WHAT YOU ARE ASKED TO DO: Each record must be retyped in full. No character may differ.

DATA LISTING:
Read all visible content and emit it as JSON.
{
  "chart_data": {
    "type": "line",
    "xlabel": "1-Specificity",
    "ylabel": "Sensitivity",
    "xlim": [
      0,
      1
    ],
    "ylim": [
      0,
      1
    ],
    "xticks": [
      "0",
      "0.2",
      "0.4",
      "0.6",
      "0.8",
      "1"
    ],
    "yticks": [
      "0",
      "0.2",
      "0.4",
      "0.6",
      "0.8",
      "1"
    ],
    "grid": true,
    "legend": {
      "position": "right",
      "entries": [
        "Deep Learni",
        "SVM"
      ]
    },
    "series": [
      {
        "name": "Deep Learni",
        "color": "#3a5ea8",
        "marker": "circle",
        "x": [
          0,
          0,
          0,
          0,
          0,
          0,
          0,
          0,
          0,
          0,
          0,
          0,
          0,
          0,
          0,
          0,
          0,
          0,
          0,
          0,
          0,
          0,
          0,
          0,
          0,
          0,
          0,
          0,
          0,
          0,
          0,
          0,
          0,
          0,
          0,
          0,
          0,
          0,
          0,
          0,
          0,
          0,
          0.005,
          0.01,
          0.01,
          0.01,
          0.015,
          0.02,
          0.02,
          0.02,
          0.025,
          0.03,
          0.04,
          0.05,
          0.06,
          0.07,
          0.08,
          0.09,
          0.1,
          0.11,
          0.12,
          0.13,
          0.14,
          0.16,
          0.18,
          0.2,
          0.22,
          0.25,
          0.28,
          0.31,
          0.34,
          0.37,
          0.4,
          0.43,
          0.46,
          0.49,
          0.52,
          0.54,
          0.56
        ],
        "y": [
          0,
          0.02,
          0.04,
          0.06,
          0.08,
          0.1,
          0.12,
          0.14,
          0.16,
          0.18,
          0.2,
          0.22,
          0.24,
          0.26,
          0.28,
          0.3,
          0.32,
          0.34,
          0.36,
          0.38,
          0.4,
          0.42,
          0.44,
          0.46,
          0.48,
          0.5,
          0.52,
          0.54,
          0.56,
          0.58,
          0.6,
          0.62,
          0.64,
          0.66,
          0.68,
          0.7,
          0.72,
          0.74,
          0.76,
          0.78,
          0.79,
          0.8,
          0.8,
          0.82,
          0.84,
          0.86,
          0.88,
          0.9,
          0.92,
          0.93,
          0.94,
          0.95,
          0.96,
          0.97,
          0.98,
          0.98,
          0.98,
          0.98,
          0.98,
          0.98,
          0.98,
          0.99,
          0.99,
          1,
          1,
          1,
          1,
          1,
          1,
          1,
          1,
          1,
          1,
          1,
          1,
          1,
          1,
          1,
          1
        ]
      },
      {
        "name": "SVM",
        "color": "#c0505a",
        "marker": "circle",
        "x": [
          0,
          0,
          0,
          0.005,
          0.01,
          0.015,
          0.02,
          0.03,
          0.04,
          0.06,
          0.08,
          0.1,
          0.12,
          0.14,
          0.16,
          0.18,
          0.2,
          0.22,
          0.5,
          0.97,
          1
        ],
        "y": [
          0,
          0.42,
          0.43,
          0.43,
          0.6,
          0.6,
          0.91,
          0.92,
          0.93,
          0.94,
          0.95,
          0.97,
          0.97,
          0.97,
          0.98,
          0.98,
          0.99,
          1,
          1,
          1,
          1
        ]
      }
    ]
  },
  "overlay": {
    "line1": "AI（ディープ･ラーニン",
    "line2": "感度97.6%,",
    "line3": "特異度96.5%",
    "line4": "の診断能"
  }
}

FINAL ANSWER:
Read all visible content and emit it as JSON.
{
  "chart_data": {
    "type": "line",
    "xlabel": "1-Specificity",
    "ylabel": "Sensitivity",
    "xlim": [
      0,
      1
    ],
    "ylim": [
      0,
      1
    ],
    "xticks": [
      "0",
      "0.2",
      "0.4",
      "0.6",
      "0.8",
      "1"
    ],
    "yticks": [
      "0",
      "0.2",
      "0.4",
      "0.6",
      "0.8",
      "1"
    ],
    "grid": true,
    "legend": {
      "position": "right",
      "entries": [
        "Deep Learni",
        "SVM"
      ]
    },
    "series": [
      {
        "name": "Deep Learni",
        "color": "#3a5ea8",
        "marker": "circle",
        "x": [
          0,
          0,
          0,
          0,
          0,
          0,
          0,
          0,
          0,
          0,
          0,
          0,
          0,
          0,
          0,
          0,
          0,
          0,
          0,
          0,
          0,
          0,
          0,
          0,
          0,
          0,
          0,
          0,
          0,
          0,
          0,
          0,
          0,
          0,
          0,
          0,
          0,
          0,
          0,
          0,
          0,
          0,
          0.005,
          0.01,
          0.01,
          0.01,
          0.015,
          0.02,
          0.02,
          0.02,
          0.025,
          0.03,
          0.04,
          0.05,
          0.06,
          0.07,
          0.08,
          0.09,
          0.1,
          0.11,
          0.12,
          0.13,
          0.14,
          0.16,
          0.18,
          0.2,
          0.22,
          0.25,
          0.28,
          0.31,
          0.34,
          0.37,
          0.4,
          0.43,
          0.46,
          0.49,
          0.52,
          0.54,
          0.56
        ],
        "y": [
          0,
          0.02,
          0.04,
          0.06,
          0.08,
          0.1,
          0.12,
          0.14,
          0.16,
          0.18,
          0.2,
          0.22,
          0.24,
          0.26,
          0.28,
          0.3,
          0.32,
          0.34,
          0.36,
          0.38,
          0.4,
          0.42,
          0.44,
          0.46,
          0.48,
          0.5,
          0.52,
          0.54,
          0.56,
          0.58,
          0.6,
          0.62,
          0.64,
          0.66,
          0.68,
          0.7,
          0.72,
          0.74,
          0.76,
          0.78,
          0.79,
          0.8,
          0.8,
          0.82,
          0.84,
          0.86,
          0.88,
          0.9,
          0.92,
          0.93,
          0.94,
          0.95,
          0.96,
          0.97,
          0.98,
          0.98,
          0.98,
          0.98,
          0.98,
          0.98,
          0.98,
          0.99,
          0.99,
          1,
          1,
          1,
          1,
          1,
          1,
          1,
          1,
          1,
          1,
          1,
          1,
          1,
          1,
          1,
          1
        ]
      },
      {
        "name": "SVM",
        "color": "#c0505a",
        "marker": "circle",
        "x": [
          0,
          0,
          0,
          0.005,
          0.01,
          0.015,
          0.02,
          0.03,
          0.04,
          0.06,
          0.08,
          0.1,
          0.12,
          0.14,
          0.16,
          0.18,
          0.2,
          0.22,
          0.5,
          0.97,
          1
        ],
        "y": [
          0,
          0.42,
          0.43,
          0.43,
          0.6,
          0.6,
          0.91,
          0.92,
          0.93,
          0.94,
          0.95,
          0.97,
          0.97,
          0.97,
          0.98,
          0.98,
          0.99,
          1,
          1,
          1,
          1
        ]
      }
    ]
  },
  "overlay": {
    "line1": "AI（ディープ･ラーニン",
    "line2": "感度97.6%,",
    "line3": "特異度96.5%",
    "line4": "の診断能"
  }
}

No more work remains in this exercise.